(Figure record extracts)
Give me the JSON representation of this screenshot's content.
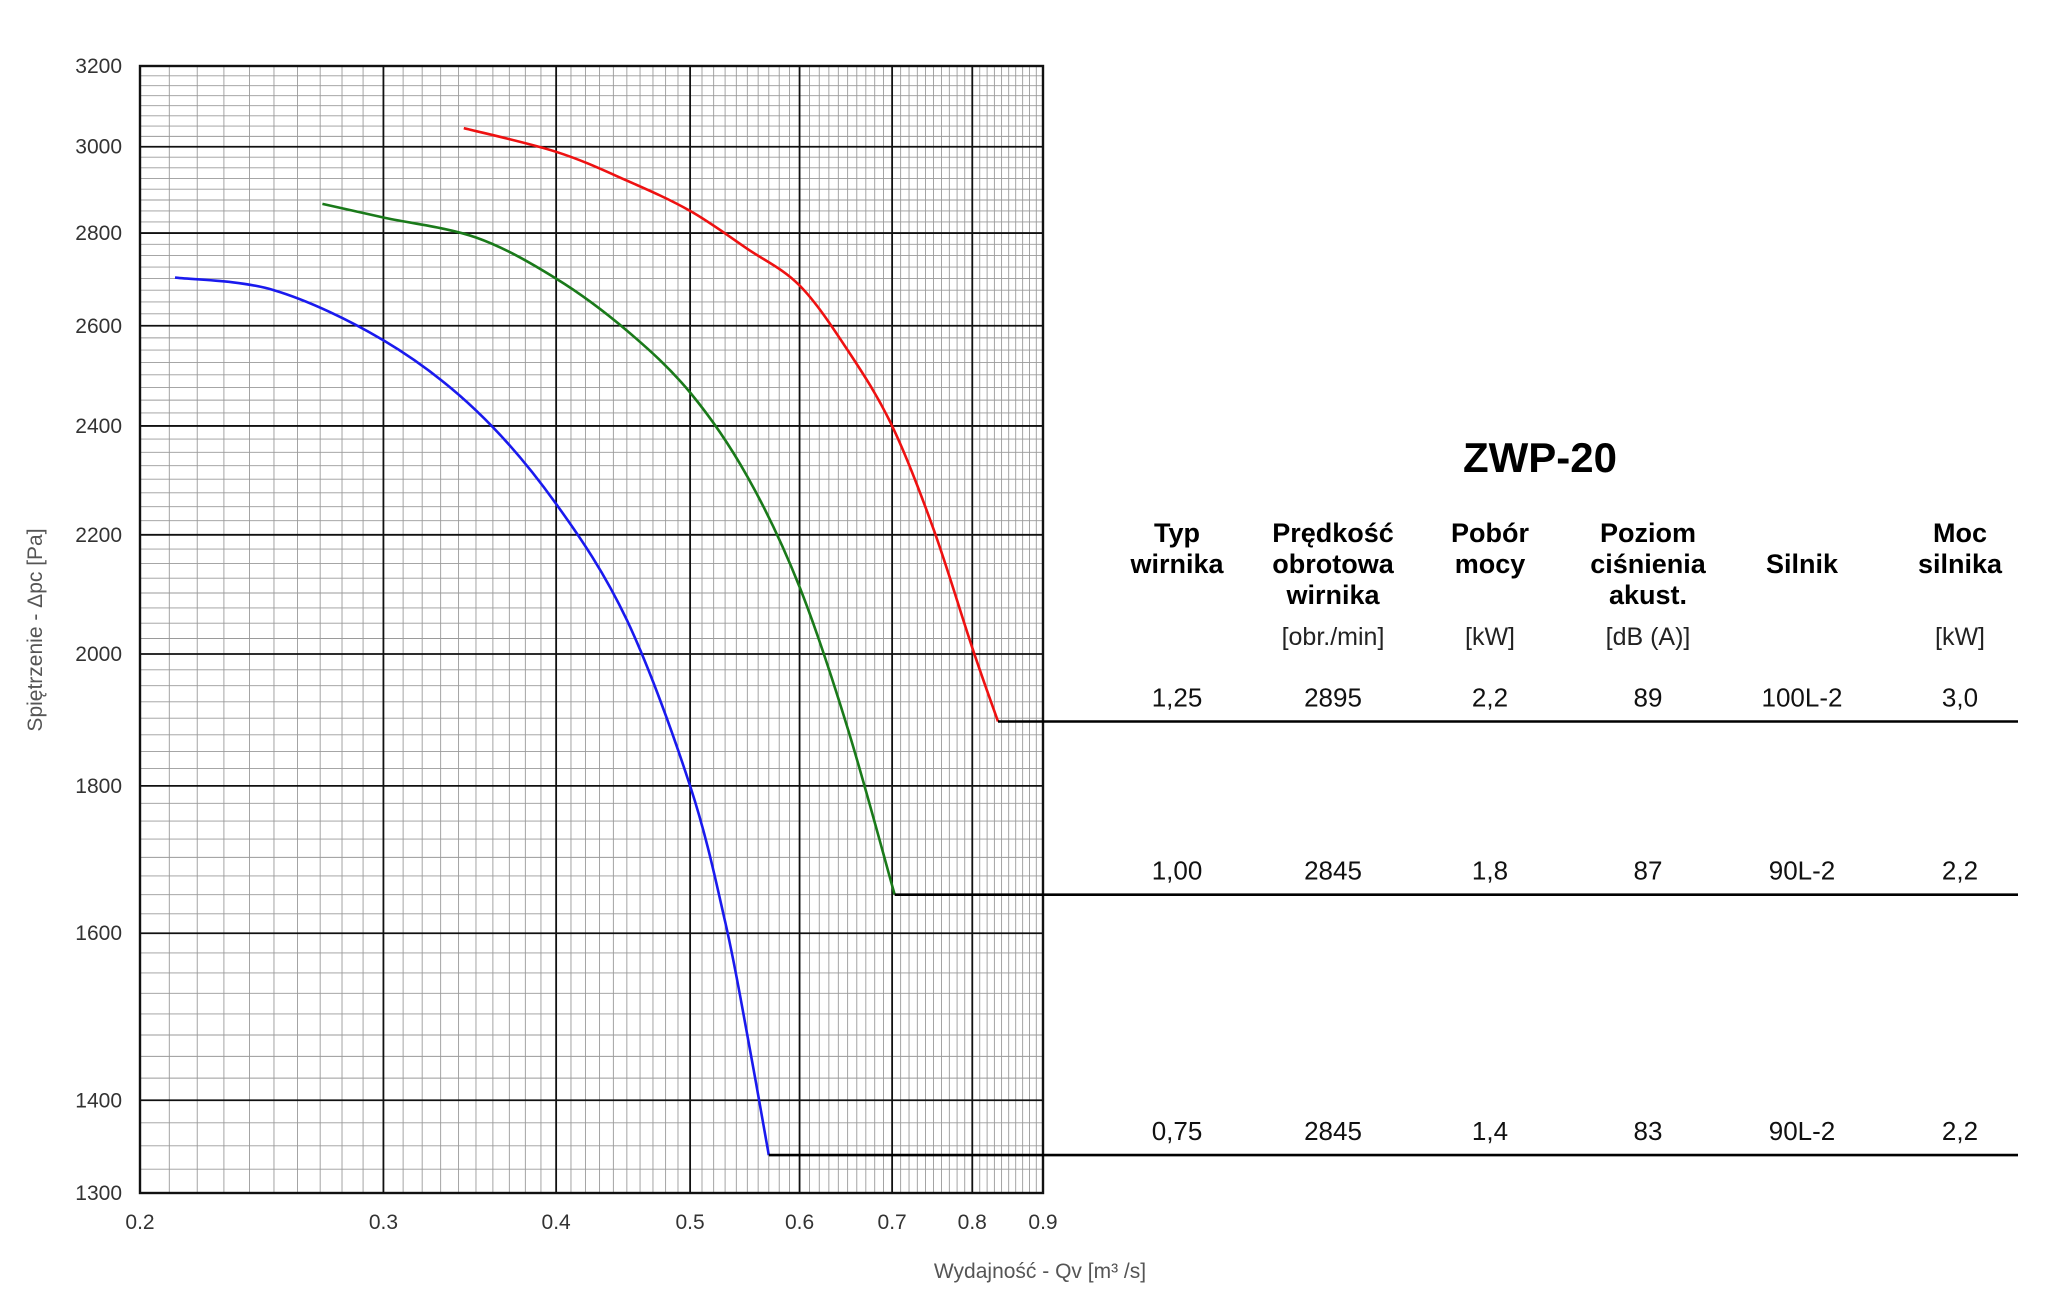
{
  "title": "ZWP-20",
  "table": {
    "headers": [
      [
        "Typ",
        "wirnika"
      ],
      [
        "Prędkość",
        "obrotowa",
        "wirnika"
      ],
      [
        "Pobór",
        "mocy"
      ],
      [
        "Poziom",
        "ciśnienia",
        "akust."
      ],
      [
        "Silnik"
      ],
      [
        "Moc",
        "silnika"
      ]
    ],
    "units": [
      "",
      "[obr./min]",
      "[kW]",
      "[dB (A)]",
      "",
      "[kW]"
    ],
    "rows": [
      [
        "1,25",
        "2895",
        "2,2",
        "89",
        "100L-2",
        "3,0"
      ],
      [
        "1,00",
        "2845",
        "1,8",
        "87",
        "90L-2",
        "2,2"
      ],
      [
        "0,75",
        "2845",
        "1,4",
        "83",
        "90L-2",
        "2,2"
      ]
    ]
  },
  "chart_data": {
    "type": "line",
    "xscale": "log",
    "yscale": "log",
    "xlim": [
      0.2,
      0.9
    ],
    "ylim": [
      1300,
      3200
    ],
    "grid": true,
    "xlabel": "Wydajność - Qv [m³ /s]",
    "ylabel": "Spiętrzenie - Δpc [Pa]",
    "xticks": [
      "0.2",
      "0.3",
      "0.4",
      "0.5",
      "0.6",
      "0.7",
      "0.8",
      "0.9"
    ],
    "xtick_values": [
      0.2,
      0.3,
      0.4,
      0.5,
      0.6,
      0.7,
      0.8,
      0.9
    ],
    "yticks": [
      "1300",
      "1400",
      "1600",
      "1800",
      "2000",
      "2200",
      "2400",
      "2600",
      "2800",
      "3000",
      "3200"
    ],
    "ytick_values": [
      1300,
      1400,
      1600,
      1800,
      2000,
      2200,
      2400,
      2600,
      2800,
      3000,
      3200
    ],
    "series": [
      {
        "color": "#ee1111",
        "row": 0,
        "points": [
          [
            0.343,
            3045
          ],
          [
            0.4,
            2988
          ],
          [
            0.45,
            2920
          ],
          [
            0.5,
            2850
          ],
          [
            0.55,
            2765
          ],
          [
            0.6,
            2685
          ],
          [
            0.65,
            2550
          ],
          [
            0.7,
            2400
          ],
          [
            0.75,
            2210
          ],
          [
            0.8,
            2010
          ],
          [
            0.835,
            1895
          ]
        ]
      },
      {
        "color": "#1a7a1a",
        "row": 1,
        "points": [
          [
            0.271,
            2866
          ],
          [
            0.3,
            2835
          ],
          [
            0.35,
            2790
          ],
          [
            0.4,
            2700
          ],
          [
            0.45,
            2590
          ],
          [
            0.5,
            2465
          ],
          [
            0.55,
            2305
          ],
          [
            0.6,
            2110
          ],
          [
            0.65,
            1885
          ],
          [
            0.703,
            1650
          ]
        ]
      },
      {
        "color": "#1a1aee",
        "row": 2,
        "points": [
          [
            0.212,
            2702
          ],
          [
            0.25,
            2675
          ],
          [
            0.3,
            2570
          ],
          [
            0.35,
            2430
          ],
          [
            0.4,
            2255
          ],
          [
            0.45,
            2055
          ],
          [
            0.5,
            1800
          ],
          [
            0.53,
            1615
          ],
          [
            0.55,
            1475
          ],
          [
            0.57,
            1340
          ]
        ]
      }
    ]
  }
}
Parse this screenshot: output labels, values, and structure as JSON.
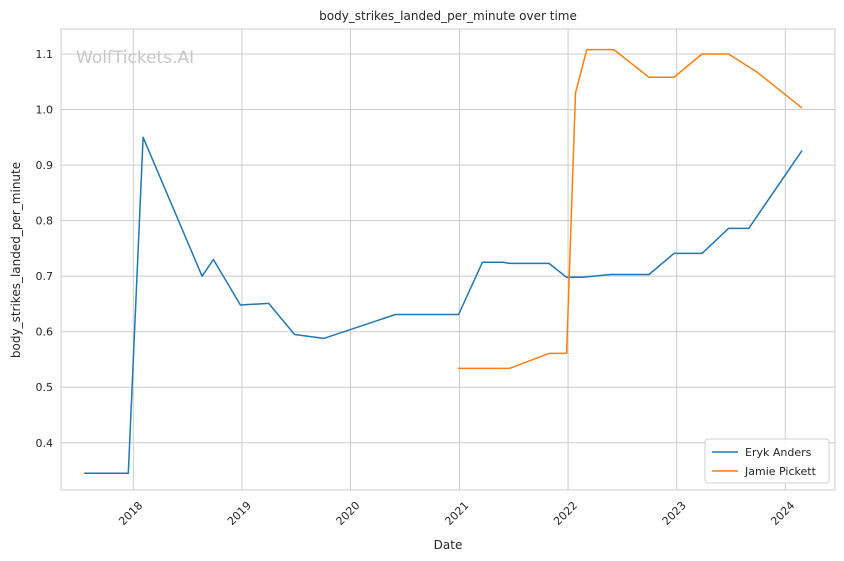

* _What you have to do_
Copy every line in the records above that contains the word "this".

* _Written reply_
Give me the JSON representation of this screenshot's content.
Parse this screenshot: output labels, values, and structure as JSON.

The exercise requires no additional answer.